## What is asked
Copy the listing below line for line, with no changes.

(Listing excerpted from a collection)
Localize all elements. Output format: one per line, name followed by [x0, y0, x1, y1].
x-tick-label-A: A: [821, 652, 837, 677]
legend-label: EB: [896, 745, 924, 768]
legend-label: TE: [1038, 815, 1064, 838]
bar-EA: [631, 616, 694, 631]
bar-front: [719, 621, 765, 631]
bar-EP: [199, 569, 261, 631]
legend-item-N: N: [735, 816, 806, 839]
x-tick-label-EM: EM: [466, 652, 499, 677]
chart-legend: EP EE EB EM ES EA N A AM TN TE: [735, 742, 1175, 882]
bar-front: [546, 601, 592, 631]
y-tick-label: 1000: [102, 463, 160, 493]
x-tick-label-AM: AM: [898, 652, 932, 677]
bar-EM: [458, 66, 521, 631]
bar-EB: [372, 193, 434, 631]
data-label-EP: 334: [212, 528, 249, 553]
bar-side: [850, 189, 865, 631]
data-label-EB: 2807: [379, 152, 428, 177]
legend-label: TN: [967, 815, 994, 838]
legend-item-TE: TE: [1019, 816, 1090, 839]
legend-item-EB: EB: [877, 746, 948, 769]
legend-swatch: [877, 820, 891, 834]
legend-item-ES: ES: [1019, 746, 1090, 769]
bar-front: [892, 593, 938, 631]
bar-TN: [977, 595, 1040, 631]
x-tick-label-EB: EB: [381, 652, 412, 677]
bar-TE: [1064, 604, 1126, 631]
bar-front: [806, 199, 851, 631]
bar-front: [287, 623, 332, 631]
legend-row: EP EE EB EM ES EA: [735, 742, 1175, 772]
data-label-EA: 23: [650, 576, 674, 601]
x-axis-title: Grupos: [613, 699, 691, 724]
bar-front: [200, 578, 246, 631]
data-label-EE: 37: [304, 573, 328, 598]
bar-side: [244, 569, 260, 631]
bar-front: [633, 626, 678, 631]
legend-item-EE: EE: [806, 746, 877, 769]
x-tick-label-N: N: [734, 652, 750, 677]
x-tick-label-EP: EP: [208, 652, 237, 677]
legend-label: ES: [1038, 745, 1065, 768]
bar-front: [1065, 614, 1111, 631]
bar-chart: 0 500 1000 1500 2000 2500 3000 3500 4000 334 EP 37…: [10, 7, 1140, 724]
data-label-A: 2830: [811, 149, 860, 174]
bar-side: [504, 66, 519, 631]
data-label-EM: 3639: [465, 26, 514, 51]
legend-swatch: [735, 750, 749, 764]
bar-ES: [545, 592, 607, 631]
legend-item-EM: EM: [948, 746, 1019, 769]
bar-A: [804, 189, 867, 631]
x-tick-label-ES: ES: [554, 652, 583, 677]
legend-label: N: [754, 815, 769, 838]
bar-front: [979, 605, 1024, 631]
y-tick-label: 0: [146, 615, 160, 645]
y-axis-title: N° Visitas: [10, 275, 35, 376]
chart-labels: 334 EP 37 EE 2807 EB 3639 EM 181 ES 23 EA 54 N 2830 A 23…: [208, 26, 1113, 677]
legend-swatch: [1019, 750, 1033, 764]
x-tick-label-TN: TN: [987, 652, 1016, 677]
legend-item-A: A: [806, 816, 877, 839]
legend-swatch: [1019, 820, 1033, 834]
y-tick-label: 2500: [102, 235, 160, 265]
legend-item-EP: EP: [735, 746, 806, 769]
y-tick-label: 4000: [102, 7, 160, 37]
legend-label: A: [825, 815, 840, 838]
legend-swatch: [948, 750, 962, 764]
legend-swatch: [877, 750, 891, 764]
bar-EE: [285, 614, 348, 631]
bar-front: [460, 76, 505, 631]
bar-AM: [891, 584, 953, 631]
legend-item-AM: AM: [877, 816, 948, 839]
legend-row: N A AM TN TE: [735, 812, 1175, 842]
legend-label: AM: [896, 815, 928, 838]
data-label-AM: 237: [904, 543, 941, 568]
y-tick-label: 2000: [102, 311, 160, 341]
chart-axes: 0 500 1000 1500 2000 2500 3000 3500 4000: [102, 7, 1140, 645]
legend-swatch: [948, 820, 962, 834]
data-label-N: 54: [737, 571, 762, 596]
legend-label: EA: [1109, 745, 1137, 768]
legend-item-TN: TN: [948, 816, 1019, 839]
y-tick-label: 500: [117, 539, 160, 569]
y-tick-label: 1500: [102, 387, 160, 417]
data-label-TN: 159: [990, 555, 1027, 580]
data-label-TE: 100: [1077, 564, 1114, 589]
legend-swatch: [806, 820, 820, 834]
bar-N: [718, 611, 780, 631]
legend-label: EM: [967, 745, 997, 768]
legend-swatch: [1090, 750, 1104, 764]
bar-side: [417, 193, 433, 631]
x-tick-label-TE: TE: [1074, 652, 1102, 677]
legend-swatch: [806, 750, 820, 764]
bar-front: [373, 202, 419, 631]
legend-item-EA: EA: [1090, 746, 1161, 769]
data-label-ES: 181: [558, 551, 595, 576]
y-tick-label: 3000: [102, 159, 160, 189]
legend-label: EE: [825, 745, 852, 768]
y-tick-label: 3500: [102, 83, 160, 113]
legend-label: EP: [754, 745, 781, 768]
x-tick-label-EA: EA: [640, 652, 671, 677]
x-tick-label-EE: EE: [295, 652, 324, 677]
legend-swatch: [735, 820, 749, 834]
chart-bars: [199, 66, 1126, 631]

## Solution for this exercise
Localize all elements. Output format: one per line, name followed by [x0, y0, x1, y1].
x-tick-label-A: A: [821, 652, 837, 677]
legend-label: EB: [896, 745, 924, 768]
legend-label: TE: [1038, 815, 1064, 838]
bar-EA: [631, 616, 694, 631]
bar-front: [719, 621, 765, 631]
bar-EP: [199, 569, 261, 631]
legend-item-N: N: [735, 816, 806, 839]
x-tick-label-EM: EM: [466, 652, 499, 677]
chart-legend: EP EE EB EM ES EA N A AM TN TE: [735, 742, 1175, 882]
bar-front: [546, 601, 592, 631]
y-tick-label: 1000: [102, 463, 160, 493]
x-tick-label-AM: AM: [898, 652, 932, 677]
bar-EM: [458, 66, 521, 631]
bar-EB: [372, 193, 434, 631]
data-label-EP: 334: [212, 528, 249, 553]
bar-side: [850, 189, 865, 631]
data-label-EB: 2807: [379, 152, 428, 177]
legend-label: TN: [967, 815, 994, 838]
legend-item-TE: TE: [1019, 816, 1090, 839]
legend-item-EB: EB: [877, 746, 948, 769]
legend-swatch: [877, 820, 891, 834]
legend-item-ES: ES: [1019, 746, 1090, 769]
bar-front: [892, 593, 938, 631]
bar-TN: [977, 595, 1040, 631]
x-tick-label-EB: EB: [381, 652, 412, 677]
bar-TE: [1064, 604, 1126, 631]
bar-front: [806, 199, 851, 631]
bar-front: [287, 623, 332, 631]
legend-row: EP EE EB EM ES EA: [735, 742, 1175, 772]
data-label-EA: 23: [650, 576, 674, 601]
x-axis-title: Grupos: [613, 699, 691, 724]
bar-front: [200, 578, 246, 631]
data-label-EE: 37: [304, 573, 328, 598]
bar-side: [244, 569, 260, 631]
bar-front: [633, 626, 678, 631]
legend-item-EE: EE: [806, 746, 877, 769]
x-tick-label-N: N: [734, 652, 750, 677]
x-tick-label-EP: EP: [208, 652, 237, 677]
legend-label: ES: [1038, 745, 1065, 768]
bar-front: [1065, 614, 1111, 631]
bar-chart: 0 500 1000 1500 2000 2500 3000 3500 4000 334 EP 37…: [10, 7, 1140, 724]
data-label-A: 2830: [811, 149, 860, 174]
bar-side: [504, 66, 519, 631]
data-label-EM: 3639: [465, 26, 514, 51]
legend-swatch: [735, 750, 749, 764]
bar-ES: [545, 592, 607, 631]
legend-item-EM: EM: [948, 746, 1019, 769]
bar-A: [804, 189, 867, 631]
x-tick-label-ES: ES: [554, 652, 583, 677]
legend-label: N: [754, 815, 769, 838]
bar-front: [979, 605, 1024, 631]
y-tick-label: 0: [146, 615, 160, 645]
y-axis-title: N° Visitas: [10, 275, 35, 376]
chart-labels: 334 EP 37 EE 2807 EB 3639 EM 181 ES 23 EA 54 N 2830 A 23…: [208, 26, 1113, 677]
legend-swatch: [1019, 750, 1033, 764]
x-tick-label-TN: TN: [987, 652, 1016, 677]
legend-item-A: A: [806, 816, 877, 839]
legend-swatch: [1019, 820, 1033, 834]
y-tick-label: 2500: [102, 235, 160, 265]
legend-item-EP: EP: [735, 746, 806, 769]
y-tick-label: 4000: [102, 7, 160, 37]
legend-label: A: [825, 815, 840, 838]
legend-swatch: [948, 750, 962, 764]
legend-swatch: [877, 750, 891, 764]
bar-EE: [285, 614, 348, 631]
bar-front: [460, 76, 505, 631]
bar-AM: [891, 584, 953, 631]
legend-item-AM: AM: [877, 816, 948, 839]
legend-row: N A AM TN TE: [735, 812, 1175, 842]
legend-label: AM: [896, 815, 928, 838]
data-label-AM: 237: [904, 543, 941, 568]
y-tick-label: 2000: [102, 311, 160, 341]
chart-axes: 0 500 1000 1500 2000 2500 3000 3500 4000: [102, 7, 1140, 645]
legend-swatch: [948, 820, 962, 834]
data-label-N: 54: [737, 571, 762, 596]
legend-label: EA: [1109, 745, 1137, 768]
legend-item-TN: TN: [948, 816, 1019, 839]
y-tick-label: 500: [117, 539, 160, 569]
y-tick-label: 1500: [102, 387, 160, 417]
data-label-TN: 159: [990, 555, 1027, 580]
data-label-TE: 100: [1077, 564, 1114, 589]
legend-swatch: [806, 820, 820, 834]
bar-N: [718, 611, 780, 631]
legend-label: EM: [967, 745, 997, 768]
legend-swatch: [1090, 750, 1104, 764]
bar-side: [417, 193, 433, 631]
x-tick-label-TE: TE: [1074, 652, 1102, 677]
legend-swatch: [806, 750, 820, 764]
bar-front: [373, 202, 419, 631]
legend-item-EA: EA: [1090, 746, 1161, 769]
data-label-ES: 181: [558, 551, 595, 576]
y-tick-label: 3000: [102, 159, 160, 189]
legend-label: EE: [825, 745, 852, 768]
y-tick-label: 3500: [102, 83, 160, 113]
legend-label: EP: [754, 745, 781, 768]
x-tick-label-EA: EA: [640, 652, 671, 677]
x-tick-label-EE: EE: [295, 652, 324, 677]
legend-swatch: [735, 820, 749, 834]
chart-bars: [199, 66, 1126, 631]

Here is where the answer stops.